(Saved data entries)
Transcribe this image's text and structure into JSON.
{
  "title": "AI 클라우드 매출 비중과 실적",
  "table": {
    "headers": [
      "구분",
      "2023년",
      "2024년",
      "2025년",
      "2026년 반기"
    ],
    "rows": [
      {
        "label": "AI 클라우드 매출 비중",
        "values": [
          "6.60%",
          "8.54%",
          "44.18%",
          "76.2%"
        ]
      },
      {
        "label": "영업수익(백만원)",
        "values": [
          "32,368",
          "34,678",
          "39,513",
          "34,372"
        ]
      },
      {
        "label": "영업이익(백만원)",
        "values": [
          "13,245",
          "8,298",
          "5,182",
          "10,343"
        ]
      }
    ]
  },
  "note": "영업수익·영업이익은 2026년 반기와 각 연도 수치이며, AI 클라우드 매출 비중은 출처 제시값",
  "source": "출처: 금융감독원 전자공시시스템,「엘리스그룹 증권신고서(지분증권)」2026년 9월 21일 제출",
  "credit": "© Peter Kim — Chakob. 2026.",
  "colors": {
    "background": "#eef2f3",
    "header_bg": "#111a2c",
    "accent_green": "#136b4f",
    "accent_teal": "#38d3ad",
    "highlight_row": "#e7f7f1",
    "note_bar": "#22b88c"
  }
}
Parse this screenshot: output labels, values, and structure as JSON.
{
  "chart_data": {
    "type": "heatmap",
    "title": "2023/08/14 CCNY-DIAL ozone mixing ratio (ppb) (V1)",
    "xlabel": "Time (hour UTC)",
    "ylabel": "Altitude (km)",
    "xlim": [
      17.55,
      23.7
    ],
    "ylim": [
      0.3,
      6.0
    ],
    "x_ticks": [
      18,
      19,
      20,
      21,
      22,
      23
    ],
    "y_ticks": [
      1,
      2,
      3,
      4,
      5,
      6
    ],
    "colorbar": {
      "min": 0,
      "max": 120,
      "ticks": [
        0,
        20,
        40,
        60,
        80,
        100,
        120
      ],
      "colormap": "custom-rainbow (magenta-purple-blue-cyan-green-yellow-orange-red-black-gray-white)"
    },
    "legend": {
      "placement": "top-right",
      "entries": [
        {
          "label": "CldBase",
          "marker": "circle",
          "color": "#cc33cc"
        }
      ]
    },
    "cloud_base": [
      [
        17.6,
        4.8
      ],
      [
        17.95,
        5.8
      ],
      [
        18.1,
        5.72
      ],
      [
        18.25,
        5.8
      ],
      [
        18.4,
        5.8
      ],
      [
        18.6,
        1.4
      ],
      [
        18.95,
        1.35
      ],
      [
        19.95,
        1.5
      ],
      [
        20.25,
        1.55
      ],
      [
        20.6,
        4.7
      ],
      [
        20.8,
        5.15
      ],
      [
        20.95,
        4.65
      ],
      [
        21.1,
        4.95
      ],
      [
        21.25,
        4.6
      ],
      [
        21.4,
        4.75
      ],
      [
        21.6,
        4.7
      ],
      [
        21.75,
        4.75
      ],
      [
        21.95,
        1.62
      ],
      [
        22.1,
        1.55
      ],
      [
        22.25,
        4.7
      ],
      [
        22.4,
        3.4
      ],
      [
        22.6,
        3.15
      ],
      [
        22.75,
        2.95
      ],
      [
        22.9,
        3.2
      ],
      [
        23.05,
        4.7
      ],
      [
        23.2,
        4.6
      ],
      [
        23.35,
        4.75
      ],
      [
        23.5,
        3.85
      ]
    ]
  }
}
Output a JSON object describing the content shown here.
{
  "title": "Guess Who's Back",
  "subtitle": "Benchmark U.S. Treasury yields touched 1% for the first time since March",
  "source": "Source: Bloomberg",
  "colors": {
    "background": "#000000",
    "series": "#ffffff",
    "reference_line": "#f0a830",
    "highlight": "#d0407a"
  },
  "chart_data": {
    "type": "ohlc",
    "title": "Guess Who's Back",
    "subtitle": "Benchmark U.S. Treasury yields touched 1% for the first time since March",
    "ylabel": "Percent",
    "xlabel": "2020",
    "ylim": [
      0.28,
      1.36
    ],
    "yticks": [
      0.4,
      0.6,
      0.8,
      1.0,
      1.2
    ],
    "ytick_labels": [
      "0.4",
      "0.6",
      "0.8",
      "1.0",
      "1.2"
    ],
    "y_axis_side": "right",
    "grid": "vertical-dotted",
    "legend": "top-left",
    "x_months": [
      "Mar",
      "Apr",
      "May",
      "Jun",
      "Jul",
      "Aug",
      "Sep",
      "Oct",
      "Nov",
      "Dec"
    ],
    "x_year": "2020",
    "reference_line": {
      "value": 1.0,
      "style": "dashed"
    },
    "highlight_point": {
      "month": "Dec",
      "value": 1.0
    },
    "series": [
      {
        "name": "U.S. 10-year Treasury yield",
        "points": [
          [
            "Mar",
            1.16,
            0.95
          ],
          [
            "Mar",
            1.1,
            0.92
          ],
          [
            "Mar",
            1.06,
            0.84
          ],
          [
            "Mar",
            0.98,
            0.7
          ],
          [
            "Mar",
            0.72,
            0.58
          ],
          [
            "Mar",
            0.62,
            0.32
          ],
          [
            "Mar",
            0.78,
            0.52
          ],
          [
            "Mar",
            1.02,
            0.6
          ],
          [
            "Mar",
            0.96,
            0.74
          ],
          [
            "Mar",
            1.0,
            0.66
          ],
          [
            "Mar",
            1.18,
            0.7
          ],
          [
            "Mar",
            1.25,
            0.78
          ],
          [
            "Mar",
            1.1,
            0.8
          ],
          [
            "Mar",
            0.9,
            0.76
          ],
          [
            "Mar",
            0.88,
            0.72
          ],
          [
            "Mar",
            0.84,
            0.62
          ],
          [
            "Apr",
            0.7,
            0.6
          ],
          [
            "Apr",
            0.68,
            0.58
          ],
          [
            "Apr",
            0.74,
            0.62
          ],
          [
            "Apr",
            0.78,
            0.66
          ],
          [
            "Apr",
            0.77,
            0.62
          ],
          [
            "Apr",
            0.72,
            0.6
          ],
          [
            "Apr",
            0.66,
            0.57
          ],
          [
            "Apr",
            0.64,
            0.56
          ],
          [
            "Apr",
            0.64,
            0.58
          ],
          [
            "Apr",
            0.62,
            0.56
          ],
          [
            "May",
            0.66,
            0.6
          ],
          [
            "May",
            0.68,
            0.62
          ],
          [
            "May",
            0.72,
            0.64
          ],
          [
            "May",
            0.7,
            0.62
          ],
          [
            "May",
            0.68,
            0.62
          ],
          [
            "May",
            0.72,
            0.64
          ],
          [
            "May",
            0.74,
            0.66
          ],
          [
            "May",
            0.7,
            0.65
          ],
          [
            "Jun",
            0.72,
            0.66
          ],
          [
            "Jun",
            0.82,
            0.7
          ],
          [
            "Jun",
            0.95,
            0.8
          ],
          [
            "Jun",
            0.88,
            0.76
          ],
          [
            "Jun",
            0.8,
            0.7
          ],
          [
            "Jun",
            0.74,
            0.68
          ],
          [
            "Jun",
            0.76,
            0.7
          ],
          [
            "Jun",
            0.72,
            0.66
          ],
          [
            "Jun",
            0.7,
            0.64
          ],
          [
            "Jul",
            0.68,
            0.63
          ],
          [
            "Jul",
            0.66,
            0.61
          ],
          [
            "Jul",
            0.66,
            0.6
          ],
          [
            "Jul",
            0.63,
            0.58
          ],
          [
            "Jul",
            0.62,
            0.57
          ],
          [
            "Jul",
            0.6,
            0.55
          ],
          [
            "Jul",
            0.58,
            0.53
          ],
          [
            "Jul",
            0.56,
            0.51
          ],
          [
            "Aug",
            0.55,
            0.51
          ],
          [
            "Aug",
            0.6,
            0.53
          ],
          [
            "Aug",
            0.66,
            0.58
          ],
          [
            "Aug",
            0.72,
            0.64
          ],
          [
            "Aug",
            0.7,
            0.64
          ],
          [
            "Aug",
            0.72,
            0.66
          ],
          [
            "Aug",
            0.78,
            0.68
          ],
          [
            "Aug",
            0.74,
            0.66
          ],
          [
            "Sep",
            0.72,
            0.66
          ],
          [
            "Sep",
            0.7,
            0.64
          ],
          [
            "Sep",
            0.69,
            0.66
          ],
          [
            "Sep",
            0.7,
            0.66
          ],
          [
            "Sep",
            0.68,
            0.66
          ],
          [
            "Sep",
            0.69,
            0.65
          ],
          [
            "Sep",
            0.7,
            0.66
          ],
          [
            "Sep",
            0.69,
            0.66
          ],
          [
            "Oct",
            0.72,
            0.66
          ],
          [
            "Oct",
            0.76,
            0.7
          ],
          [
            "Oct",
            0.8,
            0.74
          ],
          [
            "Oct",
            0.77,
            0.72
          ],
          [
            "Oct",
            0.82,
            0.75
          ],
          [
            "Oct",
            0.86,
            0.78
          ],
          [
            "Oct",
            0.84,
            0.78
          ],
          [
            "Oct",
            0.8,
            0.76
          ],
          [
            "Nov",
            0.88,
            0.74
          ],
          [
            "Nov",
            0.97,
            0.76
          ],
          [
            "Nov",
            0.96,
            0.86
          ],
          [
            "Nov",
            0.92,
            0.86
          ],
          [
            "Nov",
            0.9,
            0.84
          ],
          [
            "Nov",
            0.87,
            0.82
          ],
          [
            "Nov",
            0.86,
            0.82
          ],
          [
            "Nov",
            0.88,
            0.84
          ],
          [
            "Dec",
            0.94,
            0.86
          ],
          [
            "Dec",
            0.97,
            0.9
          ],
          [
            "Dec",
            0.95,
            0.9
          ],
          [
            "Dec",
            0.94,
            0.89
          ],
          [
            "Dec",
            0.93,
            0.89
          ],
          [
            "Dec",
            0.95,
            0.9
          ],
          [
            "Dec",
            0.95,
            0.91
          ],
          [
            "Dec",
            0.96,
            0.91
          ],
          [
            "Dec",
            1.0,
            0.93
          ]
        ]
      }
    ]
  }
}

» **Exercise goal**: Identify the lines above that contain the word "touched", then copy them.

» **Solution to this problem**:
  "subtitle": "Benchmark U.S. Treasury yields touched 1% for the first time since March",
    "subtitle": "Benchmark U.S. Treasury yields touched 1% for the first time since March",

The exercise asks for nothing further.